Problem requirements: Copy out every line exactly as given.
---- Dataset excerpts
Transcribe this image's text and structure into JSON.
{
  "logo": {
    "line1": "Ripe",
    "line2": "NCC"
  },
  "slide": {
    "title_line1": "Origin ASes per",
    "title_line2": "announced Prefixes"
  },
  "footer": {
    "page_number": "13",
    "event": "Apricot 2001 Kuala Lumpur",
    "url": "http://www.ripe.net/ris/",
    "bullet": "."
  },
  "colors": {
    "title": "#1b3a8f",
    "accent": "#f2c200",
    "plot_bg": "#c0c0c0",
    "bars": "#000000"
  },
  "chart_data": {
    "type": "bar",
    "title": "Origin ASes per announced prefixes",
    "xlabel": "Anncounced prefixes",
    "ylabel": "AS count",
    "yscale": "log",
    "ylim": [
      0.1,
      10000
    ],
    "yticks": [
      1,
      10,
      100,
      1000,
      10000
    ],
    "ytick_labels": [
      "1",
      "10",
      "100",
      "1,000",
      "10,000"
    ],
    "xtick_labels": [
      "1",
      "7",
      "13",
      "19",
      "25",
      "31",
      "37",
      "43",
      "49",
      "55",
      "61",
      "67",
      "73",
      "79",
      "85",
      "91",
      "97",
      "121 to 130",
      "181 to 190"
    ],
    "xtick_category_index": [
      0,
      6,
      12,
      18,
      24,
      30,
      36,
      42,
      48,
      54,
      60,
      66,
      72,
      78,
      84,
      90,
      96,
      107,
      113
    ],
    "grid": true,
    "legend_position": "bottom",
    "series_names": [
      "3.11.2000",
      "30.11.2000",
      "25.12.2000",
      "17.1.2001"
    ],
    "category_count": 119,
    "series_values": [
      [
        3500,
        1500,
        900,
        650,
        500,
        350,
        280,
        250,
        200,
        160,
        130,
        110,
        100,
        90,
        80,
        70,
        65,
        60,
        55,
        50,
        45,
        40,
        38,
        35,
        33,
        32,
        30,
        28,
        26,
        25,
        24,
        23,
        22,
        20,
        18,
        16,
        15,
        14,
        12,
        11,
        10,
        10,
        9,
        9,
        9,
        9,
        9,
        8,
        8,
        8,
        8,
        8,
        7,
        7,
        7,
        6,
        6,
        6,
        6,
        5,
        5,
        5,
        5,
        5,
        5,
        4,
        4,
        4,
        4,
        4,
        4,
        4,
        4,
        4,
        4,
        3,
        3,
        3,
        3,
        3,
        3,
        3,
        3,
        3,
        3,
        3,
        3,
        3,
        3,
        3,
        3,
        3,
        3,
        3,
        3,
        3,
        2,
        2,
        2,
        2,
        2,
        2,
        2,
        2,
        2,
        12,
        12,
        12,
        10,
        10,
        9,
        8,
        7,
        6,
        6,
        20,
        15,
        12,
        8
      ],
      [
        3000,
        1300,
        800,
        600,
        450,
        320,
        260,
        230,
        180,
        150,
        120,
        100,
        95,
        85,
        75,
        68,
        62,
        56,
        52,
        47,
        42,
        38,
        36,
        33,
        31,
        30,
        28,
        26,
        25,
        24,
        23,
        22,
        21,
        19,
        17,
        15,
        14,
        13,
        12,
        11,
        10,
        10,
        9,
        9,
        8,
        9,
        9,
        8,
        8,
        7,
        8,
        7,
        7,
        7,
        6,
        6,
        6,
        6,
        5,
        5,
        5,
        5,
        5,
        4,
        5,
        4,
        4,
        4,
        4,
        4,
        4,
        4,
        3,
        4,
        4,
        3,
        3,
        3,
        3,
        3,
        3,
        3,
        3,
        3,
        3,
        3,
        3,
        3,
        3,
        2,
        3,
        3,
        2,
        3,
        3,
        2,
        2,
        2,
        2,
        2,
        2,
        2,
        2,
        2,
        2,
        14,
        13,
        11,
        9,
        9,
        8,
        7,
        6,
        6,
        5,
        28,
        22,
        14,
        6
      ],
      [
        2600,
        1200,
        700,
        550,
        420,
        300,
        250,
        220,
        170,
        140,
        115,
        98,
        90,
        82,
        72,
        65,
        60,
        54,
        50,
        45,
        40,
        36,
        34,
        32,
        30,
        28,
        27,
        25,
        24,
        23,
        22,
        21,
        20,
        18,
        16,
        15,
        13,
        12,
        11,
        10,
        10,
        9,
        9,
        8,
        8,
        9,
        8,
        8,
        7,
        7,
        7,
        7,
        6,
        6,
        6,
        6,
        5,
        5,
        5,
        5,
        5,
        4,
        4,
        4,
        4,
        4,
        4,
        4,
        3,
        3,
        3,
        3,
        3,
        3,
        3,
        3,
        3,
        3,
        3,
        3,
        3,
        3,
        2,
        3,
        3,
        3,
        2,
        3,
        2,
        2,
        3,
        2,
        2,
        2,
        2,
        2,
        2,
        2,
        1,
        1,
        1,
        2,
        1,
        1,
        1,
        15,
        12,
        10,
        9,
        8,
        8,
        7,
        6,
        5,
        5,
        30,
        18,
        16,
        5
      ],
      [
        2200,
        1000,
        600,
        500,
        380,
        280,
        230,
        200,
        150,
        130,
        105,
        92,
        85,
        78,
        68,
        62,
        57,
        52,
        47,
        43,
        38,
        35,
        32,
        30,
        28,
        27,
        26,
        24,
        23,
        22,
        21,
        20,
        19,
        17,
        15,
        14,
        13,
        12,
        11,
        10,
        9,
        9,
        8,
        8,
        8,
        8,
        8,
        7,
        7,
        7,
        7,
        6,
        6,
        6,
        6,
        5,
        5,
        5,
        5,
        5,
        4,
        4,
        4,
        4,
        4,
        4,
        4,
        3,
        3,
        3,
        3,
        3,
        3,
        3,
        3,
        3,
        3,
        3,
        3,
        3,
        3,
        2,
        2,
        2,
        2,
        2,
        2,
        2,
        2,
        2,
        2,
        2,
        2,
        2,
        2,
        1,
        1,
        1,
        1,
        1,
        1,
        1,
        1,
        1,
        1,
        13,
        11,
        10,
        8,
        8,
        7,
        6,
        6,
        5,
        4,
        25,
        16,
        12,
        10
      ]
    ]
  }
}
--------
Exercise answer:
Transcribe this image's text and structure into JSON.
{
  "logo": {
    "line1": "Ripe",
    "line2": "NCC"
  },
  "slide": {
    "title_line1": "Origin ASes per",
    "title_line2": "announced Prefixes"
  },
  "footer": {
    "page_number": "13",
    "event": "Apricot 2001 Kuala Lumpur",
    "url": "http://www.ripe.net/ris/",
    "bullet": "."
  },
  "colors": {
    "title": "#1b3a8f",
    "accent": "#f2c200",
    "plot_bg": "#c0c0c0",
    "bars": "#000000"
  },
  "chart_data": {
    "type": "bar",
    "title": "Origin ASes per announced prefixes",
    "xlabel": "Anncounced prefixes",
    "ylabel": "AS count",
    "yscale": "log",
    "ylim": [
      0.1,
      10000
    ],
    "yticks": [
      1,
      10,
      100,
      1000,
      10000
    ],
    "ytick_labels": [
      "1",
      "10",
      "100",
      "1,000",
      "10,000"
    ],
    "xtick_labels": [
      "1",
      "7",
      "13",
      "19",
      "25",
      "31",
      "37",
      "43",
      "49",
      "55",
      "61",
      "67",
      "73",
      "79",
      "85",
      "91",
      "97",
      "121 to 130",
      "181 to 190"
    ],
    "xtick_category_index": [
      0,
      6,
      12,
      18,
      24,
      30,
      36,
      42,
      48,
      54,
      60,
      66,
      72,
      78,
      84,
      90,
      96,
      107,
      113
    ],
    "grid": true,
    "legend_position": "bottom",
    "series_names": [
      "3.11.2000",
      "30.11.2000",
      "25.12.2000",
      "17.1.2001"
    ],
    "category_count": 119,
    "series_values": [
      [
        3500,
        1500,
        900,
        650,
        500,
        350,
        280,
        250,
        200,
        160,
        130,
        110,
        100,
        90,
        80,
        70,
        65,
        60,
        55,
        50,
        45,
        40,
        38,
        35,
        33,
        32,
        30,
        28,
        26,
        25,
        24,
        23,
        22,
        20,
        18,
        16,
        15,
        14,
        12,
        11,
        10,
        10,
        9,
        9,
        9,
        9,
        9,
        8,
        8,
        8,
        8,
        8,
        7,
        7,
        7,
        6,
        6,
        6,
        6,
        5,
        5,
        5,
        5,
        5,
        5,
        4,
        4,
        4,
        4,
        4,
        4,
        4,
        4,
        4,
        4,
        3,
        3,
        3,
        3,
        3,
        3,
        3,
        3,
        3,
        3,
        3,
        3,
        3,
        3,
        3,
        3,
        3,
        3,
        3,
        3,
        3,
        2,
        2,
        2,
        2,
        2,
        2,
        2,
        2,
        2,
        12,
        12,
        12,
        10,
        10,
        9,
        8,
        7,
        6,
        6,
        20,
        15,
        12,
        8
      ],
      [
        3000,
        1300,
        800,
        600,
        450,
        320,
        260,
        230,
        180,
        150,
        120,
        100,
        95,
        85,
        75,
        68,
        62,
        56,
        52,
        47,
        42,
        38,
        36,
        33,
        31,
        30,
        28,
        26,
        25,
        24,
        23,
        22,
        21,
        19,
        17,
        15,
        14,
        13,
        12,
        11,
        10,
        10,
        9,
        9,
        8,
        9,
        9,
        8,
        8,
        7,
        8,
        7,
        7,
        7,
        6,
        6,
        6,
        6,
        5,
        5,
        5,
        5,
        5,
        4,
        5,
        4,
        4,
        4,
        4,
        4,
        4,
        4,
        3,
        4,
        4,
        3,
        3,
        3,
        3,
        3,
        3,
        3,
        3,
        3,
        3,
        3,
        3,
        3,
        3,
        2,
        3,
        3,
        2,
        3,
        3,
        2,
        2,
        2,
        2,
        2,
        2,
        2,
        2,
        2,
        2,
        14,
        13,
        11,
        9,
        9,
        8,
        7,
        6,
        6,
        5,
        28,
        22,
        14,
        6
      ],
      [
        2600,
        1200,
        700,
        550,
        420,
        300,
        250,
        220,
        170,
        140,
        115,
        98,
        90,
        82,
        72,
        65,
        60,
        54,
        50,
        45,
        40,
        36,
        34,
        32,
        30,
        28,
        27,
        25,
        24,
        23,
        22,
        21,
        20,
        18,
        16,
        15,
        13,
        12,
        11,
        10,
        10,
        9,
        9,
        8,
        8,
        9,
        8,
        8,
        7,
        7,
        7,
        7,
        6,
        6,
        6,
        6,
        5,
        5,
        5,
        5,
        5,
        4,
        4,
        4,
        4,
        4,
        4,
        4,
        3,
        3,
        3,
        3,
        3,
        3,
        3,
        3,
        3,
        3,
        3,
        3,
        3,
        3,
        2,
        3,
        3,
        3,
        2,
        3,
        2,
        2,
        3,
        2,
        2,
        2,
        2,
        2,
        2,
        2,
        1,
        1,
        1,
        2,
        1,
        1,
        1,
        15,
        12,
        10,
        9,
        8,
        8,
        7,
        6,
        5,
        5,
        30,
        18,
        16,
        5
      ],
      [
        2200,
        1000,
        600,
        500,
        380,
        280,
        230,
        200,
        150,
        130,
        105,
        92,
        85,
        78,
        68,
        62,
        57,
        52,
        47,
        43,
        38,
        35,
        32,
        30,
        28,
        27,
        26,
        24,
        23,
        22,
        21,
        20,
        19,
        17,
        15,
        14,
        13,
        12,
        11,
        10,
        9,
        9,
        8,
        8,
        8,
        8,
        8,
        7,
        7,
        7,
        7,
        6,
        6,
        6,
        6,
        5,
        5,
        5,
        5,
        5,
        4,
        4,
        4,
        4,
        4,
        4,
        4,
        3,
        3,
        3,
        3,
        3,
        3,
        3,
        3,
        3,
        3,
        3,
        3,
        3,
        3,
        2,
        2,
        2,
        2,
        2,
        2,
        2,
        2,
        2,
        2,
        2,
        2,
        2,
        2,
        1,
        1,
        1,
        1,
        1,
        1,
        1,
        1,
        1,
        1,
        13,
        11,
        10,
        8,
        8,
        7,
        6,
        6,
        5,
        4,
        25,
        16,
        12,
        10
      ]
    ]
  }
}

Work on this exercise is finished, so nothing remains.